| Task prompt |
Copy every entry precisely.
(begin)
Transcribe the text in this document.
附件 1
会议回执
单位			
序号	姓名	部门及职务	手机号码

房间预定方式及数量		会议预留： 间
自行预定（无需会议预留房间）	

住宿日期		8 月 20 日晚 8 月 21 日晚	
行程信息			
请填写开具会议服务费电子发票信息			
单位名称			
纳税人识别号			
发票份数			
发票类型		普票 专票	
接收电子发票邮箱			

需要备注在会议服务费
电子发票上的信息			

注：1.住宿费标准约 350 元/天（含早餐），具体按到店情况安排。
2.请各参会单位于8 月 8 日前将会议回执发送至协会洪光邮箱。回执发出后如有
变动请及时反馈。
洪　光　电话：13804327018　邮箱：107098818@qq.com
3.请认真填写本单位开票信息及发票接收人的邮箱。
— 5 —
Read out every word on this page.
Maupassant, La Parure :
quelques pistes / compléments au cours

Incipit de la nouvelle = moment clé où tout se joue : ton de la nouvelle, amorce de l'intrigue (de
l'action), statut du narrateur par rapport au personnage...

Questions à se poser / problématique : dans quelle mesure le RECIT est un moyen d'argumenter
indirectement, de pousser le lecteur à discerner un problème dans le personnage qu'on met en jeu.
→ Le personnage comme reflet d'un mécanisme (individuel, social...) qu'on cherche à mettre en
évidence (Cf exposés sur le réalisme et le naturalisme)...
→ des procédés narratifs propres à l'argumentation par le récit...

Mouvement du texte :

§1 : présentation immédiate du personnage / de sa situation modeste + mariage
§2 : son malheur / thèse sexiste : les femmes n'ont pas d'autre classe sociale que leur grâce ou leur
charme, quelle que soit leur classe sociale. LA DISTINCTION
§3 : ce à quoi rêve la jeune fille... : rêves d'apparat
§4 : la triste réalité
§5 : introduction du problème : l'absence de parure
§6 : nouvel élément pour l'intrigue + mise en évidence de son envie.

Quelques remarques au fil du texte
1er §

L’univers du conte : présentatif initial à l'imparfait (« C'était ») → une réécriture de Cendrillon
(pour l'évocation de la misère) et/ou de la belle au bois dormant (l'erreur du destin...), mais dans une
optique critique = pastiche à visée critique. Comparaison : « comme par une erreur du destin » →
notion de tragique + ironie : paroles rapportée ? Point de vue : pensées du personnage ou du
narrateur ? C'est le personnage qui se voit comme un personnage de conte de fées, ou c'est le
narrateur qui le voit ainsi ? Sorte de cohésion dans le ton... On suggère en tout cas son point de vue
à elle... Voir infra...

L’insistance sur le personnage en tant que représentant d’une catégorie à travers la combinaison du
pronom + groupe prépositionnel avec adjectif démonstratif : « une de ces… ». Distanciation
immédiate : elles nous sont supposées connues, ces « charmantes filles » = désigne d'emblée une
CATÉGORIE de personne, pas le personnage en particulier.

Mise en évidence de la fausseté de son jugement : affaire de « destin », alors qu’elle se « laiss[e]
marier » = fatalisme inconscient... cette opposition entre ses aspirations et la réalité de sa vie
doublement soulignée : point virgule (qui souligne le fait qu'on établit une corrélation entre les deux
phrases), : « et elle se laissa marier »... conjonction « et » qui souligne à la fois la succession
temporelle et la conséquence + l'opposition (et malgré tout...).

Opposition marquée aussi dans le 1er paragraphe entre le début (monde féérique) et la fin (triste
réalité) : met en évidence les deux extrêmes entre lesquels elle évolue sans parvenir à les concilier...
(end)
| Final answer |
Transcribe the text in this document.
附件 1
会议回执
单位			
序号	姓名	部门及职务	手机号码

房间预定方式及数量		会议预留： 间
自行预定（无需会议预留房间）	

住宿日期		8 月 20 日晚 8 月 21 日晚	
行程信息			
请填写开具会议服务费电子发票信息			
单位名称			
纳税人识别号			
发票份数			
发票类型		普票 专票	
接收电子发票邮箱			

需要备注在会议服务费
电子发票上的信息			

注：1.住宿费标准约 350 元/天（含早餐），具体按到店情况安排。
2.请各参会单位于8 月 8 日前将会议回执发送至协会洪光邮箱。回执发出后如有
变动请及时反馈。
洪　光　电话：13804327018　邮箱：107098818@qq.com
3.请认真填写本单位开票信息及发票接收人的邮箱。
— 5 —
Read out every word on this page.
Maupassant, La Parure :
quelques pistes / compléments au cours

Incipit de la nouvelle = moment clé où tout se joue : ton de la nouvelle, amorce de l'intrigue (de
l'action), statut du narrateur par rapport au personnage...

Questions à se poser / problématique : dans quelle mesure le RECIT est un moyen d'argumenter
indirectement, de pousser le lecteur à discerner un problème dans le personnage qu'on met en jeu.
→ Le personnage comme reflet d'un mécanisme (individuel, social...) qu'on cherche à mettre en
évidence (Cf exposés sur le réalisme et le naturalisme)...
→ des procédés narratifs propres à l'argumentation par le récit...

Mouvement du texte :

§1 : présentation immédiate du personnage / de sa situation modeste + mariage
§2 : son malheur / thèse sexiste : les femmes n'ont pas d'autre classe sociale que leur grâce ou leur
charme, quelle que soit leur classe sociale. LA DISTINCTION
§3 : ce à quoi rêve la jeune fille... : rêves d'apparat
§4 : la triste réalité
§5 : introduction du problème : l'absence de parure
§6 : nouvel élément pour l'intrigue + mise en évidence de son envie.

Quelques remarques au fil du texte
1er §

L’univers du conte : présentatif initial à l'imparfait (« C'était ») → une réécriture de Cendrillon
(pour l'évocation de la misère) et/ou de la belle au bois dormant (l'erreur du destin...), mais dans une
optique critique = pastiche à visée critique. Comparaison : « comme par une erreur du destin » →
notion de tragique + ironie : paroles rapportée ? Point de vue : pensées du personnage ou du
narrateur ? C'est le personnage qui se voit comme un personnage de conte de fées, ou c'est le
narrateur qui le voit ainsi ? Sorte de cohésion dans le ton... On suggère en tout cas son point de vue
à elle... Voir infra...

L’insistance sur le personnage en tant que représentant d’une catégorie à travers la combinaison du
pronom + groupe prépositionnel avec adjectif démonstratif : « une de ces… ». Distanciation
immédiate : elles nous sont supposées connues, ces « charmantes filles » = désigne d'emblée une
CATÉGORIE de personne, pas le personnage en particulier.

Mise en évidence de la fausseté de son jugement : affaire de « destin », alors qu’elle se « laiss[e]
marier » = fatalisme inconscient... cette opposition entre ses aspirations et la réalité de sa vie
doublement soulignée : point virgule (qui souligne le fait qu'on établit une corrélation entre les deux
phrases), : « et elle se laissa marier »... conjonction « et » qui souligne à la fois la succession
temporelle et la conséquence + l'opposition (et malgré tout...).

Opposition marquée aussi dans le 1er paragraphe entre le début (monde féérique) et la fin (triste
réalité) : met en évidence les deux extrêmes entre lesquels elle évolue sans parvenir à les concilier...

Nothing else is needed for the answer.